** Start Supplied data **

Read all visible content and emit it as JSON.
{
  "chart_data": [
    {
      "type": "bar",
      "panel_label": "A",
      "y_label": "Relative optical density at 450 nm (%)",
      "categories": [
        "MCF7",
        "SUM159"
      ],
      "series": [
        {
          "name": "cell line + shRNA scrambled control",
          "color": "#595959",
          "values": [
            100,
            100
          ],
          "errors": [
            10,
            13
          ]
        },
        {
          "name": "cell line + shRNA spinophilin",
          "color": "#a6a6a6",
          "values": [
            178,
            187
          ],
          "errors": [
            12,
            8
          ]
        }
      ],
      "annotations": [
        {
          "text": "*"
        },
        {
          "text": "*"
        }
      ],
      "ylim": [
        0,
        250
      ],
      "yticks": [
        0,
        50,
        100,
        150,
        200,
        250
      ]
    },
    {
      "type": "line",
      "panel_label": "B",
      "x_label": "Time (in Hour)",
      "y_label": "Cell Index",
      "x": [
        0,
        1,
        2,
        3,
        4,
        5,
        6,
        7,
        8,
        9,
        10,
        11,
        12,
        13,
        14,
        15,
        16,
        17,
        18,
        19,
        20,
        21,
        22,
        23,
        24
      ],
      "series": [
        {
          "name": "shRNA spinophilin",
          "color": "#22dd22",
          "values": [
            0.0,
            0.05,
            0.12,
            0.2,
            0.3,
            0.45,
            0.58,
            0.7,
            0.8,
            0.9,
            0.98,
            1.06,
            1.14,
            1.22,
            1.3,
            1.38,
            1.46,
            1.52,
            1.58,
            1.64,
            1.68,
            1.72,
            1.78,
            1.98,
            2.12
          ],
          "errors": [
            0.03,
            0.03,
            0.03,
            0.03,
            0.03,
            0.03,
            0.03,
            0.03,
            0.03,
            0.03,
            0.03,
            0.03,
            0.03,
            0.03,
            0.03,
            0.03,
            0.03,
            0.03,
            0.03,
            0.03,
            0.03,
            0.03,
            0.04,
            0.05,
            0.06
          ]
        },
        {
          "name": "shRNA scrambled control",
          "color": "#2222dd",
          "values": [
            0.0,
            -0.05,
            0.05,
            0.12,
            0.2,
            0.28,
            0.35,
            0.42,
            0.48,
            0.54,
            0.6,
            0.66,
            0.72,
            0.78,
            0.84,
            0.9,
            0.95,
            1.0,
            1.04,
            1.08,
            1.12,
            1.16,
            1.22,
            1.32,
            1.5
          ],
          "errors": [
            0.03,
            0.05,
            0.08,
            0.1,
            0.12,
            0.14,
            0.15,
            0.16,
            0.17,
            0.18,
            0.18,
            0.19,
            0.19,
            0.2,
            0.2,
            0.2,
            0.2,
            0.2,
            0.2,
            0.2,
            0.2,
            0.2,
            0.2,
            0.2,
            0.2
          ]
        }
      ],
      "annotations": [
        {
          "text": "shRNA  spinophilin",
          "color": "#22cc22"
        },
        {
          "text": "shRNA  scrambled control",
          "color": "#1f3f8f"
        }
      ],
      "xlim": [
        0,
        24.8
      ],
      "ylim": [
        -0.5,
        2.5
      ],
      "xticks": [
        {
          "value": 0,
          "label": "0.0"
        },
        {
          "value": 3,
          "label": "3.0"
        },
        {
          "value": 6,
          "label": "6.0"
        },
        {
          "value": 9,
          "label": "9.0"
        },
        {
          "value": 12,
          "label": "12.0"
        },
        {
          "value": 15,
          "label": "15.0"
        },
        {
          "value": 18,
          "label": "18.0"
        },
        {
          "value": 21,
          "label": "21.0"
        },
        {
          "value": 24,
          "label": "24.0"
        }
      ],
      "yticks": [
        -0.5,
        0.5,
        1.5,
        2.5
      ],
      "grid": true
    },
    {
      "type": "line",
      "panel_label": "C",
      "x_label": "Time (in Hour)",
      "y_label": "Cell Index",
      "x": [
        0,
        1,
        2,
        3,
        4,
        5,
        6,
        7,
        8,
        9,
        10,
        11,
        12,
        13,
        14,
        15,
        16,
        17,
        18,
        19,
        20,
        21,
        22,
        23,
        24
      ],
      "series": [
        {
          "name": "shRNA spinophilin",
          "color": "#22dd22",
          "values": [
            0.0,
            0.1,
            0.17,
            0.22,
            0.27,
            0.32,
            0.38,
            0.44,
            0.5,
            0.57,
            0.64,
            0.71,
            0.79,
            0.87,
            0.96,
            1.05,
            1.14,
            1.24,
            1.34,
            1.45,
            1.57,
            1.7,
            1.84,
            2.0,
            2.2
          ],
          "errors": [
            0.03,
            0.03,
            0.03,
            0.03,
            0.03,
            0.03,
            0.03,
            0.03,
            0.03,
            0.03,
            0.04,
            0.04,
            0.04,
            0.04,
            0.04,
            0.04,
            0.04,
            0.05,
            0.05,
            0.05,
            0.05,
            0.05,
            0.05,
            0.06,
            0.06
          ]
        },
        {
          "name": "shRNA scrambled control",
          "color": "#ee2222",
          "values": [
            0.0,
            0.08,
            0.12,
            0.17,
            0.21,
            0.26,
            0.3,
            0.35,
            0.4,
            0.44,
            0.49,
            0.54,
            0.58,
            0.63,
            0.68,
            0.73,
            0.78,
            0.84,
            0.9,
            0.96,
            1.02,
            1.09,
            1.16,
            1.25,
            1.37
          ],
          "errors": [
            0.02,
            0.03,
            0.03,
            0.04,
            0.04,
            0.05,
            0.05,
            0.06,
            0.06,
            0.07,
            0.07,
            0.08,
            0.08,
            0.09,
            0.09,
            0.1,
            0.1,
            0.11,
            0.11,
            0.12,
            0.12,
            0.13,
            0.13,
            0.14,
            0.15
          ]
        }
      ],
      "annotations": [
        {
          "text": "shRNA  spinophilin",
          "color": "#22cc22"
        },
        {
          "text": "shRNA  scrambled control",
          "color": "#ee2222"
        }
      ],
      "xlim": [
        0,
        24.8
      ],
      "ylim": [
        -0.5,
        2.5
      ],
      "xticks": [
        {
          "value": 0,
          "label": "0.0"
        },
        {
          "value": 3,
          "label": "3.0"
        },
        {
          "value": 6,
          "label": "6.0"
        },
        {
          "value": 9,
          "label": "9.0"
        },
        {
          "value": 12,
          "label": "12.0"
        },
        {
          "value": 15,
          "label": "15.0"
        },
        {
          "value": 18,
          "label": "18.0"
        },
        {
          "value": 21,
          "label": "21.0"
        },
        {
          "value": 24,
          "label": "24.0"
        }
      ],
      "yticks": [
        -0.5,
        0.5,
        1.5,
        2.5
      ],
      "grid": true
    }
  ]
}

** End Supplied data **

Job. Without omitting anything, output the entries exactly.

Output for this task.
Read all visible content and emit it as JSON.
{
  "chart_data": [
    {
      "type": "bar",
      "panel_label": "A",
      "y_label": "Relative optical density at 450 nm (%)",
      "categories": [
        "MCF7",
        "SUM159"
      ],
      "series": [
        {
          "name": "cell line + shRNA scrambled control",
          "color": "#595959",
          "values": [
            100,
            100
          ],
          "errors": [
            10,
            13
          ]
        },
        {
          "name": "cell line + shRNA spinophilin",
          "color": "#a6a6a6",
          "values": [
            178,
            187
          ],
          "errors": [
            12,
            8
          ]
        }
      ],
      "annotations": [
        {
          "text": "*"
        },
        {
          "text": "*"
        }
      ],
      "ylim": [
        0,
        250
      ],
      "yticks": [
        0,
        50,
        100,
        150,
        200,
        250
      ]
    },
    {
      "type": "line",
      "panel_label": "B",
      "x_label": "Time (in Hour)",
      "y_label": "Cell Index",
      "x": [
        0,
        1,
        2,
        3,
        4,
        5,
        6,
        7,
        8,
        9,
        10,
        11,
        12,
        13,
        14,
        15,
        16,
        17,
        18,
        19,
        20,
        21,
        22,
        23,
        24
      ],
      "series": [
        {
          "name": "shRNA spinophilin",
          "color": "#22dd22",
          "values": [
            0.0,
            0.05,
            0.12,
            0.2,
            0.3,
            0.45,
            0.58,
            0.7,
            0.8,
            0.9,
            0.98,
            1.06,
            1.14,
            1.22,
            1.3,
            1.38,
            1.46,
            1.52,
            1.58,
            1.64,
            1.68,
            1.72,
            1.78,
            1.98,
            2.12
          ],
          "errors": [
            0.03,
            0.03,
            0.03,
            0.03,
            0.03,
            0.03,
            0.03,
            0.03,
            0.03,
            0.03,
            0.03,
            0.03,
            0.03,
            0.03,
            0.03,
            0.03,
            0.03,
            0.03,
            0.03,
            0.03,
            0.03,
            0.03,
            0.04,
            0.05,
            0.06
          ]
        },
        {
          "name": "shRNA scrambled control",
          "color": "#2222dd",
          "values": [
            0.0,
            -0.05,
            0.05,
            0.12,
            0.2,
            0.28,
            0.35,
            0.42,
            0.48,
            0.54,
            0.6,
            0.66,
            0.72,
            0.78,
            0.84,
            0.9,
            0.95,
            1.0,
            1.04,
            1.08,
            1.12,
            1.16,
            1.22,
            1.32,
            1.5
          ],
          "errors": [
            0.03,
            0.05,
            0.08,
            0.1,
            0.12,
            0.14,
            0.15,
            0.16,
            0.17,
            0.18,
            0.18,
            0.19,
            0.19,
            0.2,
            0.2,
            0.2,
            0.2,
            0.2,
            0.2,
            0.2,
            0.2,
            0.2,
            0.2,
            0.2,
            0.2
          ]
        }
      ],
      "annotations": [
        {
          "text": "shRNA  spinophilin",
          "color": "#22cc22"
        },
        {
          "text": "shRNA  scrambled control",
          "color": "#1f3f8f"
        }
      ],
      "xlim": [
        0,
        24.8
      ],
      "ylim": [
        -0.5,
        2.5
      ],
      "xticks": [
        {
          "value": 0,
          "label": "0.0"
        },
        {
          "value": 3,
          "label": "3.0"
        },
        {
          "value": 6,
          "label": "6.0"
        },
        {
          "value": 9,
          "label": "9.0"
        },
        {
          "value": 12,
          "label": "12.0"
        },
        {
          "value": 15,
          "label": "15.0"
        },
        {
          "value": 18,
          "label": "18.0"
        },
        {
          "value": 21,
          "label": "21.0"
        },
        {
          "value": 24,
          "label": "24.0"
        }
      ],
      "yticks": [
        -0.5,
        0.5,
        1.5,
        2.5
      ],
      "grid": true
    },
    {
      "type": "line",
      "panel_label": "C",
      "x_label": "Time (in Hour)",
      "y_label": "Cell Index",
      "x": [
        0,
        1,
        2,
        3,
        4,
        5,
        6,
        7,
        8,
        9,
        10,
        11,
        12,
        13,
        14,
        15,
        16,
        17,
        18,
        19,
        20,
        21,
        22,
        23,
        24
      ],
      "series": [
        {
          "name": "shRNA spinophilin",
          "color": "#22dd22",
          "values": [
            0.0,
            0.1,
            0.17,
            0.22,
            0.27,
            0.32,
            0.38,
            0.44,
            0.5,
            0.57,
            0.64,
            0.71,
            0.79,
            0.87,
            0.96,
            1.05,
            1.14,
            1.24,
            1.34,
            1.45,
            1.57,
            1.7,
            1.84,
            2.0,
            2.2
          ],
          "errors": [
            0.03,
            0.03,
            0.03,
            0.03,
            0.03,
            0.03,
            0.03,
            0.03,
            0.03,
            0.03,
            0.04,
            0.04,
            0.04,
            0.04,
            0.04,
            0.04,
            0.04,
            0.05,
            0.05,
            0.05,
            0.05,
            0.05,
            0.05,
            0.06,
            0.06
          ]
        },
        {
          "name": "shRNA scrambled control",
          "color": "#ee2222",
          "values": [
            0.0,
            0.08,
            0.12,
            0.17,
            0.21,
            0.26,
            0.3,
            0.35,
            0.4,
            0.44,
            0.49,
            0.54,
            0.58,
            0.63,
            0.68,
            0.73,
            0.78,
            0.84,
            0.9,
            0.96,
            1.02,
            1.09,
            1.16,
            1.25,
            1.37
          ],
          "errors": [
            0.02,
            0.03,
            0.03,
            0.04,
            0.04,
            0.05,
            0.05,
            0.06,
            0.06,
            0.07,
            0.07,
            0.08,
            0.08,
            0.09,
            0.09,
            0.1,
            0.1,
            0.11,
            0.11,
            0.12,
            0.12,
            0.13,
            0.13,
            0.14,
            0.15
          ]
        }
      ],
      "annotations": [
        {
          "text": "shRNA  spinophilin",
          "color": "#22cc22"
        },
        {
          "text": "shRNA  scrambled control",
          "color": "#ee2222"
        }
      ],
      "xlim": [
        0,
        24.8
      ],
      "ylim": [
        -0.5,
        2.5
      ],
      "xticks": [
        {
          "value": 0,
          "label": "0.0"
        },
        {
          "value": 3,
          "label": "3.0"
        },
        {
          "value": 6,
          "label": "6.0"
        },
        {
          "value": 9,
          "label": "9.0"
        },
        {
          "value": 12,
          "label": "12.0"
        },
        {
          "value": 15,
          "label": "15.0"
        },
        {
          "value": 18,
          "label": "18.0"
        },
        {
          "value": 21,
          "label": "21.0"
        },
        {
          "value": 24,
          "label": "24.0"
        }
      ],
      "yticks": [
        -0.5,
        0.5,
        1.5,
        2.5
      ],
      "grid": true
    }
  ]
}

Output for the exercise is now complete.